■ Work to complete:
The entries below are to be written out again without alteration.

[Saved data entries]
** start **
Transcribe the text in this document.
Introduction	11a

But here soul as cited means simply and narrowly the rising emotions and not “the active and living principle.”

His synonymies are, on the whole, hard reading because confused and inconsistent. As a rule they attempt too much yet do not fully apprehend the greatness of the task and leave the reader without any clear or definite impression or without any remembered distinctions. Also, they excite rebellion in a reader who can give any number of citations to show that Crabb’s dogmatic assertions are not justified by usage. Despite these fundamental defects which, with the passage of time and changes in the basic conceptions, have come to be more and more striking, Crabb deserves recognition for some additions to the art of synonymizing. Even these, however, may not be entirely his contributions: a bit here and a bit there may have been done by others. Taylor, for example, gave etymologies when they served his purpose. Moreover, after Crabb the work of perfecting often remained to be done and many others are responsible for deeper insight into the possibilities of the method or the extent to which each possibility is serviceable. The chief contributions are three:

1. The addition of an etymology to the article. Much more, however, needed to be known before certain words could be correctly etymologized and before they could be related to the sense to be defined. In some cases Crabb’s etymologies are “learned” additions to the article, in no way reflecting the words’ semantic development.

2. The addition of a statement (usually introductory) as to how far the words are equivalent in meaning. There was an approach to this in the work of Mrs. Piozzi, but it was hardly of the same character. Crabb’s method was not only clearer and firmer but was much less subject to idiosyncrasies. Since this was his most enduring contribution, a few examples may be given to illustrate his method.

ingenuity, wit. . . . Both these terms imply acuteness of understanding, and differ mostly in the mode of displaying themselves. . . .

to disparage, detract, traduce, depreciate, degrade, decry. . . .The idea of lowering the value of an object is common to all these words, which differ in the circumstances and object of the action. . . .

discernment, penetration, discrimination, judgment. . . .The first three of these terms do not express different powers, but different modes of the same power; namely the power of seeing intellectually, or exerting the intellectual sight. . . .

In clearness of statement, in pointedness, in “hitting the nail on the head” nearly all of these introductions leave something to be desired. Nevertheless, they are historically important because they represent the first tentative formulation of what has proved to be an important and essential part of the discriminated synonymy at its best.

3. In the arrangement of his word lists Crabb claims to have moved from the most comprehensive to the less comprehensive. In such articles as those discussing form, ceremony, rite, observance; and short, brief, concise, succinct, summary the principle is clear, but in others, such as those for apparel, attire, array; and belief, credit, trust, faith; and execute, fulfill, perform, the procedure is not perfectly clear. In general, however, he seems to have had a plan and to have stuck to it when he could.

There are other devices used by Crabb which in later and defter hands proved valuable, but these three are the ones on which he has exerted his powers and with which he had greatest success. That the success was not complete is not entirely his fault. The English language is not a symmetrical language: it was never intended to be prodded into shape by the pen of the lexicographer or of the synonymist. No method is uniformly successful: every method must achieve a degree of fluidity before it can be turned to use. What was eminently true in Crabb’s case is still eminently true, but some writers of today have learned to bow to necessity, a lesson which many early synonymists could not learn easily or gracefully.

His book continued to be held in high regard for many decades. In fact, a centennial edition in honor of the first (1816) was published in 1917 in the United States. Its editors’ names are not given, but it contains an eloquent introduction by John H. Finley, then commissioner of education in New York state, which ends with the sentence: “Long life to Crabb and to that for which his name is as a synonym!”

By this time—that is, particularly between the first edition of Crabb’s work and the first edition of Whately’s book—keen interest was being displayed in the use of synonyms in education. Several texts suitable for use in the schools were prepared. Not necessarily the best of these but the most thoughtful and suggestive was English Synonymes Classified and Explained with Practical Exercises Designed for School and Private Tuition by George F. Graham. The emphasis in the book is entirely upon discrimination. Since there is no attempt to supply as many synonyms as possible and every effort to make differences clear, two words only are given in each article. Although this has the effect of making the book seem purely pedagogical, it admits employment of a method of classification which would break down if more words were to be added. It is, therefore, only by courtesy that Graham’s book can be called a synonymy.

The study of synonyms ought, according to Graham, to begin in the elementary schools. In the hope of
** end **
■ Answer for the task:
Transcribe the text in this document.
Introduction	11a

But here soul as cited means simply and narrowly the rising emotions and not “the active and living principle.”

His synonymies are, on the whole, hard reading because confused and inconsistent. As a rule they attempt too much yet do not fully apprehend the greatness of the task and leave the reader without any clear or definite impression or without any remembered distinctions. Also, they excite rebellion in a reader who can give any number of citations to show that Crabb’s dogmatic assertions are not justified by usage. Despite these fundamental defects which, with the passage of time and changes in the basic conceptions, have come to be more and more striking, Crabb deserves recognition for some additions to the art of synonymizing. Even these, however, may not be entirely his contributions: a bit here and a bit there may have been done by others. Taylor, for example, gave etymologies when they served his purpose. Moreover, after Crabb the work of perfecting often remained to be done and many others are responsible for deeper insight into the possibilities of the method or the extent to which each possibility is serviceable. The chief contributions are three:

1. The addition of an etymology to the article. Much more, however, needed to be known before certain words could be correctly etymologized and before they could be related to the sense to be defined. In some cases Crabb’s etymologies are “learned” additions to the article, in no way reflecting the words’ semantic development.

2. The addition of a statement (usually introductory) as to how far the words are equivalent in meaning. There was an approach to this in the work of Mrs. Piozzi, but it was hardly of the same character. Crabb’s method was not only clearer and firmer but was much less subject to idiosyncrasies. Since this was his most enduring contribution, a few examples may be given to illustrate his method.

ingenuity, wit. . . . Both these terms imply acuteness of understanding, and differ mostly in the mode of displaying themselves. . . .

to disparage, detract, traduce, depreciate, degrade, decry. . . .The idea of lowering the value of an object is common to all these words, which differ in the circumstances and object of the action. . . .

discernment, penetration, discrimination, judgment. . . .The first three of these terms do not express different powers, but different modes of the same power; namely the power of seeing intellectually, or exerting the intellectual sight. . . .

In clearness of statement, in pointedness, in “hitting the nail on the head” nearly all of these introductions leave something to be desired. Nevertheless, they are historically important because they represent the first tentative formulation of what has proved to be an important and essential part of the discriminated synonymy at its best.

3. In the arrangement of his word lists Crabb claims to have moved from the most comprehensive to the less comprehensive. In such articles as those discussing form, ceremony, rite, observance; and short, brief, concise, succinct, summary the principle is clear, but in others, such as those for apparel, attire, array; and belief, credit, trust, faith; and execute, fulfill, perform, the procedure is not perfectly clear. In general, however, he seems to have had a plan and to have stuck to it when he could.

There are other devices used by Crabb which in later and defter hands proved valuable, but these three are the ones on which he has exerted his powers and with which he had greatest success. That the success was not complete is not entirely his fault. The English language is not a symmetrical language: it was never intended to be prodded into shape by the pen of the lexicographer or of the synonymist. No method is uniformly successful: every method must achieve a degree of fluidity before it can be turned to use. What was eminently true in Crabb’s case is still eminently true, but some writers of today have learned to bow to necessity, a lesson which many early synonymists could not learn easily or gracefully.

His book continued to be held in high regard for many decades. In fact, a centennial edition in honor of the first (1816) was published in 1917 in the United States. Its editors’ names are not given, but it contains an eloquent introduction by John H. Finley, then commissioner of education in New York state, which ends with the sentence: “Long life to Crabb and to that for which his name is as a synonym!”

By this time—that is, particularly between the first edition of Crabb’s work and the first edition of Whately’s book—keen interest was being displayed in the use of synonyms in education. Several texts suitable for use in the schools were prepared. Not necessarily the best of these but the most thoughtful and suggestive was English Synonymes Classified and Explained with Practical Exercises Designed for School and Private Tuition by George F. Graham. The emphasis in the book is entirely upon discrimination. Since there is no attempt to supply as many synonyms as possible and every effort to make differences clear, two words only are given in each article. Although this has the effect of making the book seem purely pedagogical, it admits employment of a method of classification which would break down if more words were to be added. It is, therefore, only by courtesy that Graham’s book can be called a synonymy.

The study of synonyms ought, according to Graham, to begin in the elementary schools. In the hope of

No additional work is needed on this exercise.